▶ **Task instructions**
Read through the data and count the lines that contain the string "Menentukan"; give only the result.

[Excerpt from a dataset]
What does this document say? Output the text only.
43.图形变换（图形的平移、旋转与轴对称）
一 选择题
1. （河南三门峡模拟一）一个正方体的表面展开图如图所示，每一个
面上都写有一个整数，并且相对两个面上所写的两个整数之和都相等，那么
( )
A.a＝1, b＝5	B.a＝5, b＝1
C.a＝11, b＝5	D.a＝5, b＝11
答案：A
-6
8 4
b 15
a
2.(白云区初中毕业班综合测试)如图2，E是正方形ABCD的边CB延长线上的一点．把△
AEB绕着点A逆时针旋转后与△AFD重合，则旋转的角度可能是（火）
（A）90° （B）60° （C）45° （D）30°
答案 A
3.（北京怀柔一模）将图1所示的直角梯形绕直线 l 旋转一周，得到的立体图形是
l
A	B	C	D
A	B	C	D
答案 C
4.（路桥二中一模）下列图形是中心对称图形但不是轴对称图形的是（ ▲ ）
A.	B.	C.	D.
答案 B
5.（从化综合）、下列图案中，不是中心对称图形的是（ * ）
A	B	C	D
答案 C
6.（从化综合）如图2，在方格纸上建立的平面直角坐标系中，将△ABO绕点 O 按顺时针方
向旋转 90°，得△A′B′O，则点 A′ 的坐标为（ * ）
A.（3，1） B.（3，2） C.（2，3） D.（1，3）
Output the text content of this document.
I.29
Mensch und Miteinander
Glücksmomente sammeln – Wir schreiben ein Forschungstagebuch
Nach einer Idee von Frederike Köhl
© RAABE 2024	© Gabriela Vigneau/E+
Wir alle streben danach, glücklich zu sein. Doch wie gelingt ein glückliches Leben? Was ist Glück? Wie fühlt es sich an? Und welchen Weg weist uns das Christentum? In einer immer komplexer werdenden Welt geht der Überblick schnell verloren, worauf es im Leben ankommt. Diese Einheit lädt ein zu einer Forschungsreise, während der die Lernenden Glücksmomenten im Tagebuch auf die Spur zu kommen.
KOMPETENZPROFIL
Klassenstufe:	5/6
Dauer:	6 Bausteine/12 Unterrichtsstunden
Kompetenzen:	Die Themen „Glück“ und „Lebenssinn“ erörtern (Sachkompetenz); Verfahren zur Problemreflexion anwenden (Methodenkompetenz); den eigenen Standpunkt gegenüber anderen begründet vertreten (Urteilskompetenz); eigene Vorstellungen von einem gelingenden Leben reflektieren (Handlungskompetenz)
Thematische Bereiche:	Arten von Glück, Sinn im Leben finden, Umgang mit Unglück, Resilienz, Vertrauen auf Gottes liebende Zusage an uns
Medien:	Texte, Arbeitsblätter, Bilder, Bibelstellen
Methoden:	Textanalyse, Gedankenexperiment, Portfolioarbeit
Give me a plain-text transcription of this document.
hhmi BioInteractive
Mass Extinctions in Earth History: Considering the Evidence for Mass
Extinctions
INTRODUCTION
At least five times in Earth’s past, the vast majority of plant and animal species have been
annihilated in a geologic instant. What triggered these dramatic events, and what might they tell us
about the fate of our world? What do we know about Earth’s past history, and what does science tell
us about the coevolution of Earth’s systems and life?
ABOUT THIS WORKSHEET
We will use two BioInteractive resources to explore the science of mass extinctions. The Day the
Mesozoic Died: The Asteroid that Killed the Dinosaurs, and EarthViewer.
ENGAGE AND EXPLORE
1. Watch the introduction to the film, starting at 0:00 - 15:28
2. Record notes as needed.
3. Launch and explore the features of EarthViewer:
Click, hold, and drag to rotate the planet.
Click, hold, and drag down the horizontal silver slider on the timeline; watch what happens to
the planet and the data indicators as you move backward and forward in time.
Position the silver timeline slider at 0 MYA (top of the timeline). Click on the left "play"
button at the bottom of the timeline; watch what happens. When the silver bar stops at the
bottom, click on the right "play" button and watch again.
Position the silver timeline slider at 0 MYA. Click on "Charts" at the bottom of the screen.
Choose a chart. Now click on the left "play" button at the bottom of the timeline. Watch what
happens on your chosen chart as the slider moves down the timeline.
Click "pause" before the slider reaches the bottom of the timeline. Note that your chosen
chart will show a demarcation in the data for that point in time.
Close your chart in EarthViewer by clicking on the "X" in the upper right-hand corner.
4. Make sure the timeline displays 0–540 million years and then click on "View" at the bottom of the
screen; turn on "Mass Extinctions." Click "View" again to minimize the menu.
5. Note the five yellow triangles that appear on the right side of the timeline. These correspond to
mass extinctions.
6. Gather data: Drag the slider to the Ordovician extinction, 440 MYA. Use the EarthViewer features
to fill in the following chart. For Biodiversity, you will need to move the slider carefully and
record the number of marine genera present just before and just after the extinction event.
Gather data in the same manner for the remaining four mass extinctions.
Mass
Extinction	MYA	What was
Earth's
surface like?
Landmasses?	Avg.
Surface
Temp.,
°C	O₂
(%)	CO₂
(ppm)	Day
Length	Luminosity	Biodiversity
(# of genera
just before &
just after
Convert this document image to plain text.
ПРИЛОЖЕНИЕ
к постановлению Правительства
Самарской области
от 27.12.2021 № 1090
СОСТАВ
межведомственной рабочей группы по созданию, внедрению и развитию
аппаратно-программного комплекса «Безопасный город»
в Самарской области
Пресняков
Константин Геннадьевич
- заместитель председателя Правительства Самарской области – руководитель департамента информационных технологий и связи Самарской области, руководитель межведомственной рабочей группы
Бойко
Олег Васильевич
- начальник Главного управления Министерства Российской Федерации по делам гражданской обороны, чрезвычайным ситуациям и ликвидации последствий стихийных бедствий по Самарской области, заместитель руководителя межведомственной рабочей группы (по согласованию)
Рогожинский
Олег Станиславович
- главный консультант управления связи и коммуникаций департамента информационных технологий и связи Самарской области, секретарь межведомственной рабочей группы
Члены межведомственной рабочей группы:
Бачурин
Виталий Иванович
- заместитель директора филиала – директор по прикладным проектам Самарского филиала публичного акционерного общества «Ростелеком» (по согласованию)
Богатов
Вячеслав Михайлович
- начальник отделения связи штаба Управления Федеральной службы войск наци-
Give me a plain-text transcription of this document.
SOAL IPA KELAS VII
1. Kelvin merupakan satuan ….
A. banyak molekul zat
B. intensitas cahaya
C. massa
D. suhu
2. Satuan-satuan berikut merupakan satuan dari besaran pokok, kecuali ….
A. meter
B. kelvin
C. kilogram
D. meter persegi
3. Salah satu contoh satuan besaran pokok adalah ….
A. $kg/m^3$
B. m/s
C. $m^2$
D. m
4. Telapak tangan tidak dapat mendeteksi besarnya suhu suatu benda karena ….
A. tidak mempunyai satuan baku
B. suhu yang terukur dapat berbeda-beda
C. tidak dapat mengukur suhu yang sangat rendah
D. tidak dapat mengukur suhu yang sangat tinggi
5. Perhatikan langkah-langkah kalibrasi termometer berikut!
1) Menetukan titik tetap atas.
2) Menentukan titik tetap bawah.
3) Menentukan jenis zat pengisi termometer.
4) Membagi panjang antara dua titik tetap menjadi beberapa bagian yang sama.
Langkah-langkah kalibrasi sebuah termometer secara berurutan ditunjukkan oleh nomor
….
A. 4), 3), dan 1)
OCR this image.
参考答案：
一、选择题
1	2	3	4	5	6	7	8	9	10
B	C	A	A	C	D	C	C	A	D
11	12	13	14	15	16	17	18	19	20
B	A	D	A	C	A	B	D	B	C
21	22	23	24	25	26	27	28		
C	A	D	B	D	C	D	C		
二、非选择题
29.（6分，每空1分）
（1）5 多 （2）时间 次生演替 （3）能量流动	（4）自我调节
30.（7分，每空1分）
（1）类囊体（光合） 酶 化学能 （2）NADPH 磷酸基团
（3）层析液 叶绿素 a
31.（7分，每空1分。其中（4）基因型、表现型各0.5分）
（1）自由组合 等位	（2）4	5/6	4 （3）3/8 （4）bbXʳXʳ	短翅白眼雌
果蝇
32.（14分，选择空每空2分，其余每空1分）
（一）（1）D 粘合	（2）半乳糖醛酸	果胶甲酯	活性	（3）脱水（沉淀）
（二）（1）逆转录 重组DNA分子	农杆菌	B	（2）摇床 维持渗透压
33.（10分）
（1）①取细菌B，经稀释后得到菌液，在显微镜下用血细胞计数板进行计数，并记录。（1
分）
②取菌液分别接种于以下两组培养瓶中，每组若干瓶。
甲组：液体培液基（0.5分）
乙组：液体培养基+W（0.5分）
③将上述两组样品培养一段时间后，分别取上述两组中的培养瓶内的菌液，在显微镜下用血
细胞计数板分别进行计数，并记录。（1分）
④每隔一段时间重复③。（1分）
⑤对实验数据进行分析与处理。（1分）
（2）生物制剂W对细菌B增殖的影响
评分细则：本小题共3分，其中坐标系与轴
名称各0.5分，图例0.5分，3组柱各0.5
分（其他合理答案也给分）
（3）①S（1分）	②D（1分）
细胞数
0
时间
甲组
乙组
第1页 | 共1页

▶ **Final answer**
2